↓
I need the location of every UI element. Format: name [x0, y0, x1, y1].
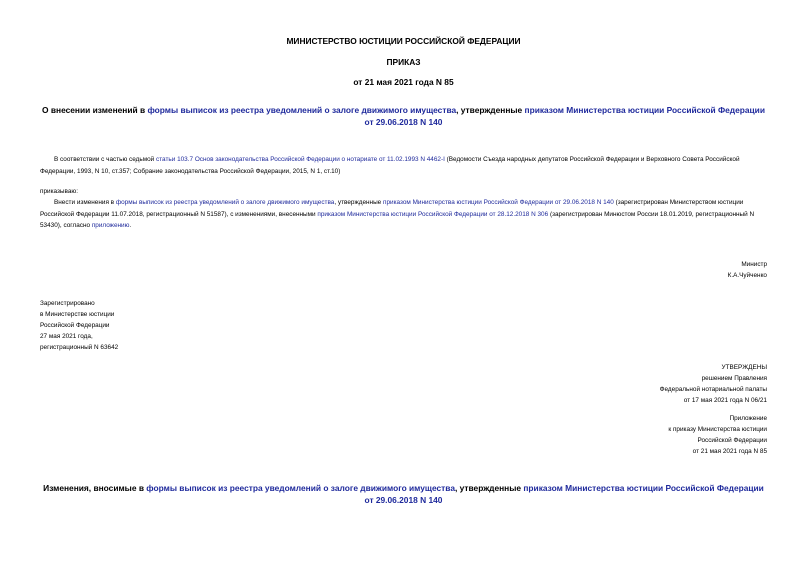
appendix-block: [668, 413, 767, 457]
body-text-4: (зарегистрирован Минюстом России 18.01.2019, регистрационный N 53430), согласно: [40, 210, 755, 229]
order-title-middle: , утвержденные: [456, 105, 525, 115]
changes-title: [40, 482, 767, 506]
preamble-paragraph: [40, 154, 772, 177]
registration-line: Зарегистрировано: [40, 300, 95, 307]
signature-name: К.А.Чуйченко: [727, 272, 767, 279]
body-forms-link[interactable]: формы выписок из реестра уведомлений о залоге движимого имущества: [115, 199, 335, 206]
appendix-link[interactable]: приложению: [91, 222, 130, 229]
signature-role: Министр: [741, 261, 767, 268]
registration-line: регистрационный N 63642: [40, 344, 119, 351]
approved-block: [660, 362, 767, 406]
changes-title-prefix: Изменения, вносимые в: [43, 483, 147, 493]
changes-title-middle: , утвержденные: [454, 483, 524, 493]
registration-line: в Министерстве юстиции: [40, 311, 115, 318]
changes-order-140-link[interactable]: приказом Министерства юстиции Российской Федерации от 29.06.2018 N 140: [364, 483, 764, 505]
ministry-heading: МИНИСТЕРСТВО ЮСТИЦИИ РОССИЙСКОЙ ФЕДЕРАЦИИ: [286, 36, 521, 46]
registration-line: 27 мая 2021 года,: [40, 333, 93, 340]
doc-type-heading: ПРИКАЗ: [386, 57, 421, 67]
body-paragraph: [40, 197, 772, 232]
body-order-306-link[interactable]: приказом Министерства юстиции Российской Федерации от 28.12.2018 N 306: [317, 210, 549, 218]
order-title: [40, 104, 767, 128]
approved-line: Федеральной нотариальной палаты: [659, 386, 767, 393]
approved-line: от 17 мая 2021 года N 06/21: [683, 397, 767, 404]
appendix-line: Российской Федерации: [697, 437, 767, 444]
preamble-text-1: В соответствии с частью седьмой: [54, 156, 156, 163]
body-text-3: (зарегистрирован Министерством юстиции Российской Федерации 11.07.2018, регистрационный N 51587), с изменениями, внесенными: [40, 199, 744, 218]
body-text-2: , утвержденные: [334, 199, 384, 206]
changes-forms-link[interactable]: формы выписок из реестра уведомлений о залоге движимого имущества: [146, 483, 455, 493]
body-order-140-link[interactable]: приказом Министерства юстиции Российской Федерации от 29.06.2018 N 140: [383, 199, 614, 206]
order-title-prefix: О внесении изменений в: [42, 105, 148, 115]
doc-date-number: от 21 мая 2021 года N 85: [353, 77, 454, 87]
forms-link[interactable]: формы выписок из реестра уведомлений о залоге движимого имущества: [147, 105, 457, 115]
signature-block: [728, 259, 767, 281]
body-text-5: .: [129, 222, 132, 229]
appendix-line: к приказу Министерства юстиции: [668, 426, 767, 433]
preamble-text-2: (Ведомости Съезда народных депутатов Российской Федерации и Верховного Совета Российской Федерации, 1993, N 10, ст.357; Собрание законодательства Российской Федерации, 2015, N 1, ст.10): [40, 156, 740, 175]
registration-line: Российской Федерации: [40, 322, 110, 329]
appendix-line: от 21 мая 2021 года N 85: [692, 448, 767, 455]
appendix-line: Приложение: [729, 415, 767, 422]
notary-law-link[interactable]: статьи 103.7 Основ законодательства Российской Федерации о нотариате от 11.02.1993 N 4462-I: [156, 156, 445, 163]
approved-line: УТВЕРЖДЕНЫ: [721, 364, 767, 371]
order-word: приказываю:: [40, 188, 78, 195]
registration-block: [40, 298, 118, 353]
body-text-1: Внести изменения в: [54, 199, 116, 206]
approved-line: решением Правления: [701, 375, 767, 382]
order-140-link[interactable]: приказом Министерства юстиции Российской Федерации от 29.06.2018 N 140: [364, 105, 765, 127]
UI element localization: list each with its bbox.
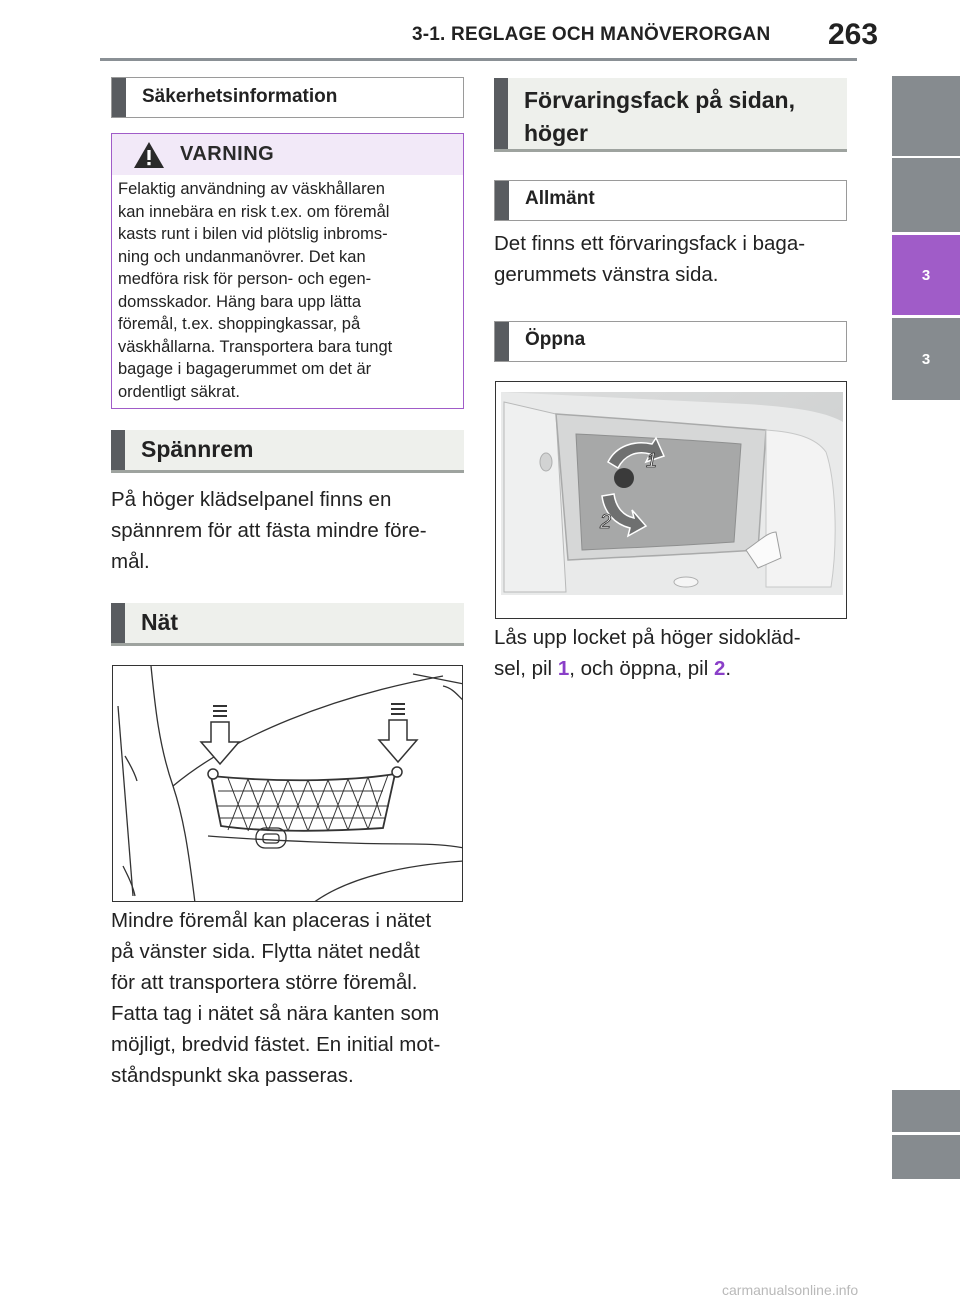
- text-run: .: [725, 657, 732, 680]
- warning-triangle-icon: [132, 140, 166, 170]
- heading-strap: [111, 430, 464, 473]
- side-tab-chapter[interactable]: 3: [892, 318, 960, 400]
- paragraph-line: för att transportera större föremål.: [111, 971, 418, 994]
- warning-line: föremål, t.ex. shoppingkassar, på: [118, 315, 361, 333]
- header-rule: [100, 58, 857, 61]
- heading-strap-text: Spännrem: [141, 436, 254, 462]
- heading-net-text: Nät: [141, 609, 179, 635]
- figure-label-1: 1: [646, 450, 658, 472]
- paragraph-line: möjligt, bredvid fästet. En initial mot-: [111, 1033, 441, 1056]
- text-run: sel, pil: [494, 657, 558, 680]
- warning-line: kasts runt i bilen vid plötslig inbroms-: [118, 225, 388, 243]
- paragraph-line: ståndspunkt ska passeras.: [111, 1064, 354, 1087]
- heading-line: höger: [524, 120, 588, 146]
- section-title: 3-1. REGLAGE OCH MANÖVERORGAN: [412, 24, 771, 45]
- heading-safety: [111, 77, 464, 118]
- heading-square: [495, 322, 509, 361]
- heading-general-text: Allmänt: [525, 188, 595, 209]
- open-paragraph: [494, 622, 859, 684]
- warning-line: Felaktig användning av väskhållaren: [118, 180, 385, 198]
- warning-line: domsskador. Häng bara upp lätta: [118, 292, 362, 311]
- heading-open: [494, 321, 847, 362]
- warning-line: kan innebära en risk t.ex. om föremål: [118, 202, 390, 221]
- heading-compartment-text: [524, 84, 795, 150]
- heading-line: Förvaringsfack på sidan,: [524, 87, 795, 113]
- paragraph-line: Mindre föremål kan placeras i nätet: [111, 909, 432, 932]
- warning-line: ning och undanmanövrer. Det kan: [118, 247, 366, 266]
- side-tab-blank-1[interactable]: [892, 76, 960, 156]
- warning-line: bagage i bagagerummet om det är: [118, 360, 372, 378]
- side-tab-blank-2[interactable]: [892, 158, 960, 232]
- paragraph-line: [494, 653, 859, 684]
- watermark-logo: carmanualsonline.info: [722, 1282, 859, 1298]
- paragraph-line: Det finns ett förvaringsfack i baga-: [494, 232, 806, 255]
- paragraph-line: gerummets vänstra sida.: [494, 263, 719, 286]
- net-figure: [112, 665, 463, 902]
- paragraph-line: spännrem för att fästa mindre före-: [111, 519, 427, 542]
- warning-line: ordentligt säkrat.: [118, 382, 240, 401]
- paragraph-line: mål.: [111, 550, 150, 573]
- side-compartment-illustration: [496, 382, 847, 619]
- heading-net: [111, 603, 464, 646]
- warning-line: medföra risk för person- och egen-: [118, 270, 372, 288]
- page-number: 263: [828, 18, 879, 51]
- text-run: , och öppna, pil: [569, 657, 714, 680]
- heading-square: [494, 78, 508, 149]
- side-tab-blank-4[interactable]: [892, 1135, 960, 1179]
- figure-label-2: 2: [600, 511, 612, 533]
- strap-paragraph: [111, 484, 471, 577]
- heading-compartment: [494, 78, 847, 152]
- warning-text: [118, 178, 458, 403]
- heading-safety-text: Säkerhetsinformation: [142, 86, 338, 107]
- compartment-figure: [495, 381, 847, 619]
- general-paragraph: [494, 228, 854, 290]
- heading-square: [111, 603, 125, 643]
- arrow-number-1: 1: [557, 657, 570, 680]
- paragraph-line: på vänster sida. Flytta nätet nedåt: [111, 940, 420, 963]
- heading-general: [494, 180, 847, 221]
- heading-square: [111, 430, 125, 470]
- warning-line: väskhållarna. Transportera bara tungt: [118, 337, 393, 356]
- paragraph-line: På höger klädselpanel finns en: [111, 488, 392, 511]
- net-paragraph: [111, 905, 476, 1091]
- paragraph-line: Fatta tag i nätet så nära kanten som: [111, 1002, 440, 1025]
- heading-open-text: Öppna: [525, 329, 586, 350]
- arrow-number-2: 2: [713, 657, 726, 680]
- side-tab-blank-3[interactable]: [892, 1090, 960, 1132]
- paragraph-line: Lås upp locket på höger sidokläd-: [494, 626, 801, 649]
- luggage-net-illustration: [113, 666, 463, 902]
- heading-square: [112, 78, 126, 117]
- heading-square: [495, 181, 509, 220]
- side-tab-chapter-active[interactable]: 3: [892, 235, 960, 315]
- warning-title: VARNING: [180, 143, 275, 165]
↑
↓
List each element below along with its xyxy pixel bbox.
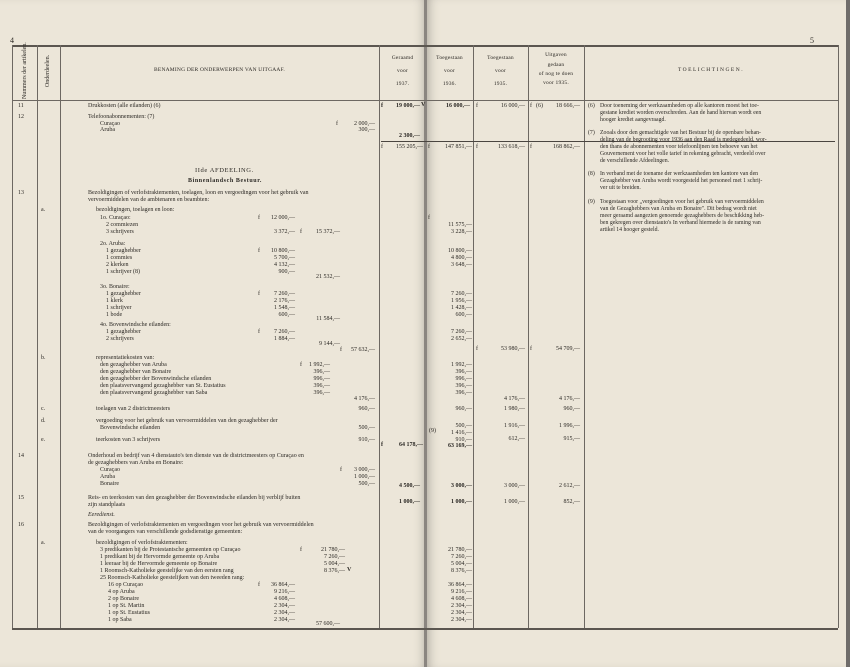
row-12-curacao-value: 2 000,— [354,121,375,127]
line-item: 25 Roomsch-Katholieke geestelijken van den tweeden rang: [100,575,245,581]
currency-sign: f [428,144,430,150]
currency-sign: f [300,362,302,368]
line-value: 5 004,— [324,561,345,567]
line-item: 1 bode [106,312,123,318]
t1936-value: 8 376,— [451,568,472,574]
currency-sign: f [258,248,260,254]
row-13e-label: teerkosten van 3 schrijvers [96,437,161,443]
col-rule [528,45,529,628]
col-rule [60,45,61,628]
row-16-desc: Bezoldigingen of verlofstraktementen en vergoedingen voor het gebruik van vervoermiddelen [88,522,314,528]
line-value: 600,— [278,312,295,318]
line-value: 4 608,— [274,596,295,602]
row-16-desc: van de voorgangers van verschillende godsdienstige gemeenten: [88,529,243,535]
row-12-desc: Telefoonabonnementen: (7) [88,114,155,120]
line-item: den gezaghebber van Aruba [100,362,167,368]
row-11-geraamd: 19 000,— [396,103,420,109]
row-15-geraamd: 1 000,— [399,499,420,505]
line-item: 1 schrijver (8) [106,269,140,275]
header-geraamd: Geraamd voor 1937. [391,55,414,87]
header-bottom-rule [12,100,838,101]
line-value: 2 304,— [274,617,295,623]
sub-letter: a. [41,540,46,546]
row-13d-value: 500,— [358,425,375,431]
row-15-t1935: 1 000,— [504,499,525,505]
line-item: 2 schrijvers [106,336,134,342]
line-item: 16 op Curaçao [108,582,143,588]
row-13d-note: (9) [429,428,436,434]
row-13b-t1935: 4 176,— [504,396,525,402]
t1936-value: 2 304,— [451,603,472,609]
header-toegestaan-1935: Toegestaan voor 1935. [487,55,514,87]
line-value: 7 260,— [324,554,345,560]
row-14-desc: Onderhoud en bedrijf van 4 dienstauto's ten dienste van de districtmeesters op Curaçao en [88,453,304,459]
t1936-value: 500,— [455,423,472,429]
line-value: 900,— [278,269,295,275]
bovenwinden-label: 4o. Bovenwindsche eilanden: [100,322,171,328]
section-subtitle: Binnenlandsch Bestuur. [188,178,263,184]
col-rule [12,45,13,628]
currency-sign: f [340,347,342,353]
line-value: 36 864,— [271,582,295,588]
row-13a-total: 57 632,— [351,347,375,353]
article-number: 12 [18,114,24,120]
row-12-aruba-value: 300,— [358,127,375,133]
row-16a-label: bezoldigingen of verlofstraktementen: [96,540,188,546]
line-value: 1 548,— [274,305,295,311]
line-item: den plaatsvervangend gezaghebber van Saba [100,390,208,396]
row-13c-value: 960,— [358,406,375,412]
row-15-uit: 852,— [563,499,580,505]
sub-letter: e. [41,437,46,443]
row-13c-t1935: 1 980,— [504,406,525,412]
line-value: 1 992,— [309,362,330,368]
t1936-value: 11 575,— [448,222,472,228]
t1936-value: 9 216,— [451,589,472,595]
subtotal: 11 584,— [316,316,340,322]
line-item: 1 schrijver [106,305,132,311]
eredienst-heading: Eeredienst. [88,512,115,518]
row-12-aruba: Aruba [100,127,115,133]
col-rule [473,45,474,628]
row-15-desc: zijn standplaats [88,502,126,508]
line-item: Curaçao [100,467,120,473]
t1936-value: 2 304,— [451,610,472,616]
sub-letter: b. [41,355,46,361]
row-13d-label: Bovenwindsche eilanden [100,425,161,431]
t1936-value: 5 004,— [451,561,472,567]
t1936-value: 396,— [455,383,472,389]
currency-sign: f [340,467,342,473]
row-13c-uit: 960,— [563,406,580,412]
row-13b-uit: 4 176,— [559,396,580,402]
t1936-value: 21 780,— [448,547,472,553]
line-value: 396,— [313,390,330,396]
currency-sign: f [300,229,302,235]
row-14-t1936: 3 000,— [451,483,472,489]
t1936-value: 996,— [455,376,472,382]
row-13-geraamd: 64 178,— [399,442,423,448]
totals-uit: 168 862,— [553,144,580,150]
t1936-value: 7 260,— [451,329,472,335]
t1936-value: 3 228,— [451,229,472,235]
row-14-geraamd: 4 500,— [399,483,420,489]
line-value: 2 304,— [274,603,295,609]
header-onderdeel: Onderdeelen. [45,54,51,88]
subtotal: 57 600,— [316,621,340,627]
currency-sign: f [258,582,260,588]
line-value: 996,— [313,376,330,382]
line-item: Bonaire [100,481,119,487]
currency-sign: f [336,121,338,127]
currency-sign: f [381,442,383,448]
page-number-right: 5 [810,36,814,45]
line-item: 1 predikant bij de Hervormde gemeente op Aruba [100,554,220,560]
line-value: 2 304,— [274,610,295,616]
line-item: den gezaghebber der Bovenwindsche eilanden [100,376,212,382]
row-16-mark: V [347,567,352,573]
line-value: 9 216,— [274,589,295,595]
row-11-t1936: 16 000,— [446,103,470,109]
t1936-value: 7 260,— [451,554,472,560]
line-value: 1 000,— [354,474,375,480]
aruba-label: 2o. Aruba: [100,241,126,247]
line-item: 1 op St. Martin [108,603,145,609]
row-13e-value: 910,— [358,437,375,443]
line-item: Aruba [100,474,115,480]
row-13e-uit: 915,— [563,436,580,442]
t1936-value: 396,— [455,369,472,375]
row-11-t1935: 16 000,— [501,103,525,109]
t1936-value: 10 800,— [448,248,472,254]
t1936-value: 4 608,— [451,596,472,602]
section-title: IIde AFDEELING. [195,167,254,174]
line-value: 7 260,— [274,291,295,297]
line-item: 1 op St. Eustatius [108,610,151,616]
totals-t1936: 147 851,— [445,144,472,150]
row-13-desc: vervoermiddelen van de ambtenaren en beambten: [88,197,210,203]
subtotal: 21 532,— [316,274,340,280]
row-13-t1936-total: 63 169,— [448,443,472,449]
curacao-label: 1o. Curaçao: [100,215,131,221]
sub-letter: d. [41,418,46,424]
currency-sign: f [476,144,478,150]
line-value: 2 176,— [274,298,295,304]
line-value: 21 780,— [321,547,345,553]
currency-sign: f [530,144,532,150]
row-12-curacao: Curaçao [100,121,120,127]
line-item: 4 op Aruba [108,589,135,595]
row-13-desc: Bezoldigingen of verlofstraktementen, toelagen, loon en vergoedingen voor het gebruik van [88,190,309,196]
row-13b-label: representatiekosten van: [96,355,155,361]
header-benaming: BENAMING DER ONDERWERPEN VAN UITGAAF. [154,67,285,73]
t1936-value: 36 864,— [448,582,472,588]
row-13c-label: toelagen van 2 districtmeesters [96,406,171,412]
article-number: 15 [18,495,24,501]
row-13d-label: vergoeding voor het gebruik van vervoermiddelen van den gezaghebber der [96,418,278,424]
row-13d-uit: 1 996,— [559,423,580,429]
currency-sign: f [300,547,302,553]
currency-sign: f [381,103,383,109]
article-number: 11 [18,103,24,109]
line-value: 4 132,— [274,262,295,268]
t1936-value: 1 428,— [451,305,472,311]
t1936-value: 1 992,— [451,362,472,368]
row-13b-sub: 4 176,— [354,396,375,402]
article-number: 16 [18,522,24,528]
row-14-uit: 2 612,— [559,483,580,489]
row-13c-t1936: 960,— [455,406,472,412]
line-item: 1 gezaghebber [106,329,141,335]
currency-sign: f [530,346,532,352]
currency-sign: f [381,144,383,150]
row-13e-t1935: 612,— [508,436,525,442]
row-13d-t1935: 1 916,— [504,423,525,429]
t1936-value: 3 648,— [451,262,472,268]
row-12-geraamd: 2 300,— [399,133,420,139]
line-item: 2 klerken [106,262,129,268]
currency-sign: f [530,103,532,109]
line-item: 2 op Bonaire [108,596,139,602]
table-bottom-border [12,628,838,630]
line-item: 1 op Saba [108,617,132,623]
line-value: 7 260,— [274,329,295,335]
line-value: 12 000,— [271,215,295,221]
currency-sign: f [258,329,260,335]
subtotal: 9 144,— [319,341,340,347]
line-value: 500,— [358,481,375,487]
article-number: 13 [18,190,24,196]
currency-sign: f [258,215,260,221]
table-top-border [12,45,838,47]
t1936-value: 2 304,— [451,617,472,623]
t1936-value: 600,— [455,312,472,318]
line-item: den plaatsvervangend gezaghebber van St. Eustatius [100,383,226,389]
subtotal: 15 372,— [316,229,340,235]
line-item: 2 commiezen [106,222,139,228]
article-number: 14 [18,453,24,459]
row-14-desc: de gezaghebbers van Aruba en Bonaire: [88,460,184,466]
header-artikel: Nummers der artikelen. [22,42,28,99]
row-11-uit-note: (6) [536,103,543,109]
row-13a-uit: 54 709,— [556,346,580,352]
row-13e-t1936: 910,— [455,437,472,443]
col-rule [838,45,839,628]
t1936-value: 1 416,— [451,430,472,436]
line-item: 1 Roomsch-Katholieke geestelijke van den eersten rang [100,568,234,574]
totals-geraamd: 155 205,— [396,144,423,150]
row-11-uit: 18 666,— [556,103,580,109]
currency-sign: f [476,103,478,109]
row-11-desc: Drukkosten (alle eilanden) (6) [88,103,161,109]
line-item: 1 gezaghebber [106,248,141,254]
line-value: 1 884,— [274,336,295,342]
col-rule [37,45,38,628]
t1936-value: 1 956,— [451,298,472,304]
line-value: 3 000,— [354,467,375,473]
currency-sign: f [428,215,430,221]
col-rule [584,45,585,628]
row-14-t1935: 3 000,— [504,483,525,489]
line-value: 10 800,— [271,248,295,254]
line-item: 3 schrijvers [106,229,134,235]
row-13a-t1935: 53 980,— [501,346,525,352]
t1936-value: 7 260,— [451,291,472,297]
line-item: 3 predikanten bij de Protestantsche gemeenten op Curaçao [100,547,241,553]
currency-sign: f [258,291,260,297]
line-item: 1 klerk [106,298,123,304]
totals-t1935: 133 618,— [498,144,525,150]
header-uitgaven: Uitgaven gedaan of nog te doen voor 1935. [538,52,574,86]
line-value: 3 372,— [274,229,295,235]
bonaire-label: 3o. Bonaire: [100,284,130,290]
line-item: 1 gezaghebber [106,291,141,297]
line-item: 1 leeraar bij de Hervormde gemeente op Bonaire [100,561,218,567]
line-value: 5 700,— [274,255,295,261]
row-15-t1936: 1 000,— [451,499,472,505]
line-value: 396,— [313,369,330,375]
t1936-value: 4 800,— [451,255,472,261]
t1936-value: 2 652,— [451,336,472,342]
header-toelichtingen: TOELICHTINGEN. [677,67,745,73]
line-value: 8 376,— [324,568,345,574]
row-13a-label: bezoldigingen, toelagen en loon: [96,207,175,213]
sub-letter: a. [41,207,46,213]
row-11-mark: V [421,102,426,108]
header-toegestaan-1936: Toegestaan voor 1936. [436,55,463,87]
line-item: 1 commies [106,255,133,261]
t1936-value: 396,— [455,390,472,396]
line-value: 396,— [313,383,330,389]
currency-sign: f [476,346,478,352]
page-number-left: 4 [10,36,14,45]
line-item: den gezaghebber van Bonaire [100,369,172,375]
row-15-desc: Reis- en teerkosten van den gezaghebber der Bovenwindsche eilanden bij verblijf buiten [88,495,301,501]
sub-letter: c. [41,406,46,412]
↑
Work required
Quote, word for word, the lines from the one containing "- text-run: .: [725, 657, 732, 680]" through the one containing "- paragraph-line: ståndspunkt", with both of those lines included.

Correct response
- text-run: .: [725, 657, 732, 680]
- warning-triangle-icon: [132, 140, 166, 170]
- heading-strap: [111, 430, 464, 473]
- side-tab-chapter[interactable]: 3: [892, 318, 960, 400]
- paragraph-line: för att transportera större föremål.: [111, 971, 418, 994]
- warning-line: föremål, t.ex. shoppingkassar, på: [118, 315, 361, 333]
- header-rule: [100, 58, 857, 61]
- heading-strap-text: Spännrem: [141, 436, 254, 462]
- heading-net-text: Nät: [141, 609, 179, 635]
- figure-label-1: 1: [646, 450, 658, 472]
- paragraph-line: möjligt, bredvid fästet. En initial mot-: [111, 1033, 441, 1056]
- text-run: sel, pil: [494, 657, 558, 680]
- warning-line: kasts runt i bilen vid plötslig inbroms-: [118, 225, 388, 243]
- paragraph-line: ståndspunkt ska passeras.: [111, 1064, 354, 1087]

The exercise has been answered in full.